Problem description :: Which lines below hold the word "reference"? Copy all of them.

Input ::

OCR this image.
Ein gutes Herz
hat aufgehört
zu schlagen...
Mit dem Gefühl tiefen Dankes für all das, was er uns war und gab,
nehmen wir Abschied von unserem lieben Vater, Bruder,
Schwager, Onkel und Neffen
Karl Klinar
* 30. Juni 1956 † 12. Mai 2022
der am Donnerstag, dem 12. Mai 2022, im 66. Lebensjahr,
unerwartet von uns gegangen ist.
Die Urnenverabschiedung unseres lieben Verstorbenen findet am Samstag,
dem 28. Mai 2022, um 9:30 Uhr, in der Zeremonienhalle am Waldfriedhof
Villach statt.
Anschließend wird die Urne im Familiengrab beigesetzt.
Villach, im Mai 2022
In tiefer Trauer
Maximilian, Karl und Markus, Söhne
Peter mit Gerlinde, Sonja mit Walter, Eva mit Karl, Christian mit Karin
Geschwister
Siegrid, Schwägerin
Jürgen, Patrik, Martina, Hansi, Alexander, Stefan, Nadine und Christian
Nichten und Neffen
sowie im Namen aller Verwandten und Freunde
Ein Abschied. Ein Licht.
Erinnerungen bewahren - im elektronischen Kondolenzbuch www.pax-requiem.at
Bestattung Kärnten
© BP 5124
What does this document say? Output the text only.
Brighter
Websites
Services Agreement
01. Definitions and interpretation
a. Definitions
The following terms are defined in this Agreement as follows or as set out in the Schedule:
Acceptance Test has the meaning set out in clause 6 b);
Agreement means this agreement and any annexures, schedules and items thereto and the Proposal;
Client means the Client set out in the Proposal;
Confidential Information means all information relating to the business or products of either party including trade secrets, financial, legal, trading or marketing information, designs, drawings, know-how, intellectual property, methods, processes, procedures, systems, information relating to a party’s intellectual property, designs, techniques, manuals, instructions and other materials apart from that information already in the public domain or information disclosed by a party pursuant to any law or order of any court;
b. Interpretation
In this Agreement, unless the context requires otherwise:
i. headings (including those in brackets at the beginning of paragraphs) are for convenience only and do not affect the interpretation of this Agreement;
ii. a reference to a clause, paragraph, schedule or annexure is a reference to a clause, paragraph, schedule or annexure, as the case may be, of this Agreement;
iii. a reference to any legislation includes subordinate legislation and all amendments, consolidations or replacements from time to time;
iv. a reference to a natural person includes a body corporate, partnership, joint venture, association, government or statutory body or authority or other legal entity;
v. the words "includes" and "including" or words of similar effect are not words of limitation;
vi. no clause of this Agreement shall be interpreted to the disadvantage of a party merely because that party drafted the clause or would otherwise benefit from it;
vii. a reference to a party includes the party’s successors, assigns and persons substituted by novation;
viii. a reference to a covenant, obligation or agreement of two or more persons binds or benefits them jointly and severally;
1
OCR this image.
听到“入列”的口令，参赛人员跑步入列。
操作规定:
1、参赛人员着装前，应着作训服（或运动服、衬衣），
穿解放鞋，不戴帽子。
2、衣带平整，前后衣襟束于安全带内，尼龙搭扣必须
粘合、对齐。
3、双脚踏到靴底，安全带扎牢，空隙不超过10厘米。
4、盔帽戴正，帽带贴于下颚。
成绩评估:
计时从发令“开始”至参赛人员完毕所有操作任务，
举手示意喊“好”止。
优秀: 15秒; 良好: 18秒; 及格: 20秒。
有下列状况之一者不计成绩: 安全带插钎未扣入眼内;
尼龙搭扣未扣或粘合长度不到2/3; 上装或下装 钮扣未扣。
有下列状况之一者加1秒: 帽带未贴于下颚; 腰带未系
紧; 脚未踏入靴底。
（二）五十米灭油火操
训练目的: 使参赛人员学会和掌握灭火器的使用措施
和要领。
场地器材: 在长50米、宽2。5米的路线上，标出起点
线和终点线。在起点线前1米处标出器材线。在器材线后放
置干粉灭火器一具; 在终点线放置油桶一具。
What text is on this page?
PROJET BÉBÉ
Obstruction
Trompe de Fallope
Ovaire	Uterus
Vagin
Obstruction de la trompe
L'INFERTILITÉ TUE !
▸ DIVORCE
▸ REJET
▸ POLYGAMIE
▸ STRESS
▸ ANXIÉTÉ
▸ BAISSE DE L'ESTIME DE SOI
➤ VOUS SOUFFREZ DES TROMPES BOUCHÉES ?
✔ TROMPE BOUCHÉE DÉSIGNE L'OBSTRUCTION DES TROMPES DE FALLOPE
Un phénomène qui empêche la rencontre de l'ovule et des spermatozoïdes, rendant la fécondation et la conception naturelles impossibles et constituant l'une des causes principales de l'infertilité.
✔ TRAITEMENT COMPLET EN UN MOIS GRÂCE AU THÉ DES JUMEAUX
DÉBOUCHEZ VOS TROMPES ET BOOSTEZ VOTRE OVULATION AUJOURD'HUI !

Task answer ::
ii. a reference to a clause, paragraph, schedule or annexure is a reference to a clause, paragraph, schedule or annexure, as the case may be, of this Agreement;
iii. a reference to any legislation includes subordinate legislation and all amendments, consolidations or replacements from time to time;
iv. a reference to a natural person includes a body corporate, partnership, joint venture, association, government or statutory body or authority or other legal entity;
vii. a reference to a party includes the party’s successors, assigns and persons substituted by novation;
viii. a reference to a covenant, obligation or agreement of two or more persons binds or benefits them jointly and severally;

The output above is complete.